Short task
Locate all lines with the word "força". Copy them.

Provided entries
**********

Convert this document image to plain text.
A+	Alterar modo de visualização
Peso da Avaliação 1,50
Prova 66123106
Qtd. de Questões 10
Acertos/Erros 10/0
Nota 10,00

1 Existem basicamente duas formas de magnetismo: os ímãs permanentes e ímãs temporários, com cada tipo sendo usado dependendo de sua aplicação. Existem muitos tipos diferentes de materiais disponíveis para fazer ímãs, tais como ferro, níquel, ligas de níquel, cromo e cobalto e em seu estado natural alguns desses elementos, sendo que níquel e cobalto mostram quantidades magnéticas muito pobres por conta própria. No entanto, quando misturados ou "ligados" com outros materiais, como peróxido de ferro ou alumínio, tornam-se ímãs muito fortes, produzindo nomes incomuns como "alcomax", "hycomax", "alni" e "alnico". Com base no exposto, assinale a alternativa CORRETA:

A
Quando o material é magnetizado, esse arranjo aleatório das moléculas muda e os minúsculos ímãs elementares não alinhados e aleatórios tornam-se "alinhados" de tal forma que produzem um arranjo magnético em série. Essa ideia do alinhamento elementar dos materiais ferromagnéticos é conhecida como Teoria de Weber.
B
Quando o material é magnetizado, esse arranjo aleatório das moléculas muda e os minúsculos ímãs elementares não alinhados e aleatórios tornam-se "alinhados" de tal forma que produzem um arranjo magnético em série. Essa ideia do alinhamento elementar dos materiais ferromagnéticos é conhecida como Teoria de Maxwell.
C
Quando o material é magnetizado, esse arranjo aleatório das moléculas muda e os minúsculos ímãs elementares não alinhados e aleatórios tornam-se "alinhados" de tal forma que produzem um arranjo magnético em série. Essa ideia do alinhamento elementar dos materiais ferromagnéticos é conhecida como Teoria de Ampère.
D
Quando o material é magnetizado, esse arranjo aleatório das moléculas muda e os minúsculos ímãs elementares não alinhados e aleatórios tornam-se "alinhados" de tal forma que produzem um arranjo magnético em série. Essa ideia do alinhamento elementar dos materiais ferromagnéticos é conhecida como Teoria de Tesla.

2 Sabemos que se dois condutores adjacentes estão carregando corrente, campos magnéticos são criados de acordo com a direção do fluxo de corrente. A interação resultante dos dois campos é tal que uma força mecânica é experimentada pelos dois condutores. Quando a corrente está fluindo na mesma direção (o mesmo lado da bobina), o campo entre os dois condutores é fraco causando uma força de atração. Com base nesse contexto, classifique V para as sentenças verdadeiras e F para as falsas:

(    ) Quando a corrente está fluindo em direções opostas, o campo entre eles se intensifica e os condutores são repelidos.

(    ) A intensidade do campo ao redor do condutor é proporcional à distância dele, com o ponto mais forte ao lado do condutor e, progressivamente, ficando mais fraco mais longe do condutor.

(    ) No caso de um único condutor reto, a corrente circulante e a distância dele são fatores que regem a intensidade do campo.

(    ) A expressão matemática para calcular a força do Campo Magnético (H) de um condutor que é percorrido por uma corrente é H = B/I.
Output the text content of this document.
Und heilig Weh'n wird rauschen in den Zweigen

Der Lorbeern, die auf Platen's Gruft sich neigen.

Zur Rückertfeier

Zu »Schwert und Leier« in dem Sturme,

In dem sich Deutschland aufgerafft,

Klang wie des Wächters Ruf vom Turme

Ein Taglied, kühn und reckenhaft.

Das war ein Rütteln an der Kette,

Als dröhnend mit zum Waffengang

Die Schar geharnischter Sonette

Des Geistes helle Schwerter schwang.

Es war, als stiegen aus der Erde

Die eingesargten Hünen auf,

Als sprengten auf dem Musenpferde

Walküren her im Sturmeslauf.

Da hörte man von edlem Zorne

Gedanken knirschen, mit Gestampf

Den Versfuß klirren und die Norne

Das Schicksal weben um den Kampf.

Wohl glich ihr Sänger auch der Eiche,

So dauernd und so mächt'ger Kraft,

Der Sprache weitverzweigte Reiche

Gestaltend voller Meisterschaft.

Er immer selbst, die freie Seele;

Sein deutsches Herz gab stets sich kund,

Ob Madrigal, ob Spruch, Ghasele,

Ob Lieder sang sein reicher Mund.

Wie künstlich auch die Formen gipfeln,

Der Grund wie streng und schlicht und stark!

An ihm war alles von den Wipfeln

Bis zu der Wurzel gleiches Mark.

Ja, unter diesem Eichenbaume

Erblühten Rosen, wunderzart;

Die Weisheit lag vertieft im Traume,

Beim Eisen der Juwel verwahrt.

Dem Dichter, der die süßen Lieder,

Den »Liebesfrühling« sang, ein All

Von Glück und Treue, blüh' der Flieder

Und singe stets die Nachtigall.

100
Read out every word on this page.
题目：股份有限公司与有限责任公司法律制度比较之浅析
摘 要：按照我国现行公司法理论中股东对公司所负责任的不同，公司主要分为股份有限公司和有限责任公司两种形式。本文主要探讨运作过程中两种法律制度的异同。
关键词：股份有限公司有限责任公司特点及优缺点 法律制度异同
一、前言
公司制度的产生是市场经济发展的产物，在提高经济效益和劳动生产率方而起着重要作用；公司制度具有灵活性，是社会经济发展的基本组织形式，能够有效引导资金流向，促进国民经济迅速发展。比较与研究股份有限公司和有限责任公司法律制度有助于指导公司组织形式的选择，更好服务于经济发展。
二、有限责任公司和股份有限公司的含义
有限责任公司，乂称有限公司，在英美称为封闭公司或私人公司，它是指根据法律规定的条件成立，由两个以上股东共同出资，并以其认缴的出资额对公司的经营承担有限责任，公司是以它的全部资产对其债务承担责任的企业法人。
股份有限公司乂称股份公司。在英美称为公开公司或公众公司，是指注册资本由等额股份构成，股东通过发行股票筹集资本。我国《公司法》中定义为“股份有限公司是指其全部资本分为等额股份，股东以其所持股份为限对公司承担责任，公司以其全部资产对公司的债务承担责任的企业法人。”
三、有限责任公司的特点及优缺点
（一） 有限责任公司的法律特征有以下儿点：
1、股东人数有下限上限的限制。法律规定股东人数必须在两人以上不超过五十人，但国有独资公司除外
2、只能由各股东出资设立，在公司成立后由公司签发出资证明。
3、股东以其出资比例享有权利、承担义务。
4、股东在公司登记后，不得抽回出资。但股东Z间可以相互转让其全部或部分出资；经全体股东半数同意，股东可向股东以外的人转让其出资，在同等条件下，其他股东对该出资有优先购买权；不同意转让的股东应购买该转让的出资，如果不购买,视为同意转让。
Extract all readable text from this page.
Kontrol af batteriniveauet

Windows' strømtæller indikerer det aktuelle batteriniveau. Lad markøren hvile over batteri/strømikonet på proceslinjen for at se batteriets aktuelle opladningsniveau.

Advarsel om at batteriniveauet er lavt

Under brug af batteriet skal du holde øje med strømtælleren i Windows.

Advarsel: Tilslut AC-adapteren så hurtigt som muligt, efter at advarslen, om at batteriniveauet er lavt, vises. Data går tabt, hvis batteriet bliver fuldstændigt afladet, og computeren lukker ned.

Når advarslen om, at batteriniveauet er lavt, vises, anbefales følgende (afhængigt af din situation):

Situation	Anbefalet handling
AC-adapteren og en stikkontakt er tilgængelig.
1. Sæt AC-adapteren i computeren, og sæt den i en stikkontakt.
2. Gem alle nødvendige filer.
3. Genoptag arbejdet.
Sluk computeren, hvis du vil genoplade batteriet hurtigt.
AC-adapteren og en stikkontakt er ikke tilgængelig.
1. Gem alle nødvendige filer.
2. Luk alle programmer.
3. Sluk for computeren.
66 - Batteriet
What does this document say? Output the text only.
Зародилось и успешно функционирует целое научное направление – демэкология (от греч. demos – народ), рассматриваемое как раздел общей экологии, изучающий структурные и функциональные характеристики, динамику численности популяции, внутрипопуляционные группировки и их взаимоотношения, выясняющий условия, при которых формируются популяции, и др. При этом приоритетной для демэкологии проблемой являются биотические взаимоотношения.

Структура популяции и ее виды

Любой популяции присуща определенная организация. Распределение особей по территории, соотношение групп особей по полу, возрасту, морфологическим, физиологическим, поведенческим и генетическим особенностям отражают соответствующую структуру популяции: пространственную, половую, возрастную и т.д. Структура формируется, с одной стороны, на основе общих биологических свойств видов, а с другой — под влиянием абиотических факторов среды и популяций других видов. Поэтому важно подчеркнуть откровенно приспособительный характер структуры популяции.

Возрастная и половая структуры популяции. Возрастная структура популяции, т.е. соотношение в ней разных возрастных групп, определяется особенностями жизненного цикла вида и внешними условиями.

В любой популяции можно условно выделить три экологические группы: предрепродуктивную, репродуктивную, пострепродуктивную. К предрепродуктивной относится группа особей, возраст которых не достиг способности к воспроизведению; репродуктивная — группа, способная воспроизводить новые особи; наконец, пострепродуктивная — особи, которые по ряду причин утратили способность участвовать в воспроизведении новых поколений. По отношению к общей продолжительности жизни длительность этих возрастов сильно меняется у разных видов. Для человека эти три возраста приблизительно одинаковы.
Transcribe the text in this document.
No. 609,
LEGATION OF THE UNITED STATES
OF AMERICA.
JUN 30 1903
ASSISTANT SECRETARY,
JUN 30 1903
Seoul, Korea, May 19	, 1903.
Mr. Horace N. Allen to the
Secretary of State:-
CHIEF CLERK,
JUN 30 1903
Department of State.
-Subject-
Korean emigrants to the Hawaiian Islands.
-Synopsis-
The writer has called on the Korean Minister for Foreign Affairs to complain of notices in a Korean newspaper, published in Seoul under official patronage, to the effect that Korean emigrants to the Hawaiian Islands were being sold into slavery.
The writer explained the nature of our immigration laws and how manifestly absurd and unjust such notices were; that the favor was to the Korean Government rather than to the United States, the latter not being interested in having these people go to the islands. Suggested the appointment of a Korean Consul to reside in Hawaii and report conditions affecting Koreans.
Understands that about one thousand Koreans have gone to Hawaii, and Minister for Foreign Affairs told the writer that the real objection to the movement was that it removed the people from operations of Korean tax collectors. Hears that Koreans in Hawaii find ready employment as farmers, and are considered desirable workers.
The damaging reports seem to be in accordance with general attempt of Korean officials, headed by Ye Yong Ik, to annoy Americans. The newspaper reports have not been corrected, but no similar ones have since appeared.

**********

Finished answer
2 Sabemos que se dois condutores adjacentes estão carregando corrente, campos magnéticos são criados de acordo com a direção do fluxo de corrente. A interação resultante dos dois campos é tal que uma força mecânica é experimentada pelos dois condutores. Quando a corrente está fluindo na mesma direção (o mesmo lado da bobina), o campo entre os dois condutores é fraco causando uma força de atração. Com base nesse contexto, classifique V para as sentenças verdadeiras e F para as falsas:
(    ) A expressão matemática para calcular a força do Campo Magnético (H) de um condutor que é percorrido por uma corrente é H = B/I.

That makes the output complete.